■ Your instructions
Go through the listing and copy every line word for word.

■ Dataset records
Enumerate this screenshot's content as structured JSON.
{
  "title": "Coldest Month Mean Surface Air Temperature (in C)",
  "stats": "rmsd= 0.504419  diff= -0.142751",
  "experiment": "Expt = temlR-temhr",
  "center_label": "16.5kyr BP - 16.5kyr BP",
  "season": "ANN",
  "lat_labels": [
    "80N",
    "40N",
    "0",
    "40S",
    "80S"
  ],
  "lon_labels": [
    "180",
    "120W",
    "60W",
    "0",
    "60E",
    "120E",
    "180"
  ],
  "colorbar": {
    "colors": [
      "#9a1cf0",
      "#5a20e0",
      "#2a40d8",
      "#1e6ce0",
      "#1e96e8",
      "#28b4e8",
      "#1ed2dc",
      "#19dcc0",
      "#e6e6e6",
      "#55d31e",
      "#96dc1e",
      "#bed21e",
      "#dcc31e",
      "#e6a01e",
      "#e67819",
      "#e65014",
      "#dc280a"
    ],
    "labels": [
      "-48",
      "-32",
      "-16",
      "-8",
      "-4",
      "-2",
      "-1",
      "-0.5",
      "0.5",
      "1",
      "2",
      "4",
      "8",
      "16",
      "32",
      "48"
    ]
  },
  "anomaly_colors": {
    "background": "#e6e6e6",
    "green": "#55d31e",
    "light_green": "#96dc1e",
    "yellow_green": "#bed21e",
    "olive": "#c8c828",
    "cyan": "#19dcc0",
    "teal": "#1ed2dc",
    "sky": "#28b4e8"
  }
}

■ Output
Enumerate this screenshot's content as structured JSON.
{
  "title": "Coldest Month Mean Surface Air Temperature (in C)",
  "stats": "rmsd= 0.504419  diff= -0.142751",
  "experiment": "Expt = temlR-temhr",
  "center_label": "16.5kyr BP - 16.5kyr BP",
  "season": "ANN",
  "lat_labels": [
    "80N",
    "40N",
    "0",
    "40S",
    "80S"
  ],
  "lon_labels": [
    "180",
    "120W",
    "60W",
    "0",
    "60E",
    "120E",
    "180"
  ],
  "colorbar": {
    "colors": [
      "#9a1cf0",
      "#5a20e0",
      "#2a40d8",
      "#1e6ce0",
      "#1e96e8",
      "#28b4e8",
      "#1ed2dc",
      "#19dcc0",
      "#e6e6e6",
      "#55d31e",
      "#96dc1e",
      "#bed21e",
      "#dcc31e",
      "#e6a01e",
      "#e67819",
      "#e65014",
      "#dc280a"
    ],
    "labels": [
      "-48",
      "-32",
      "-16",
      "-8",
      "-4",
      "-2",
      "-1",
      "-0.5",
      "0.5",
      "1",
      "2",
      "4",
      "8",
      "16",
      "32",
      "48"
    ]
  },
  "anomaly_colors": {
    "background": "#e6e6e6",
    "green": "#55d31e",
    "light_green": "#96dc1e",
    "yellow_green": "#bed21e",
    "olive": "#c8c828",
    "cyan": "#19dcc0",
    "teal": "#1ed2dc",
    "sky": "#28b4e8"
  }
}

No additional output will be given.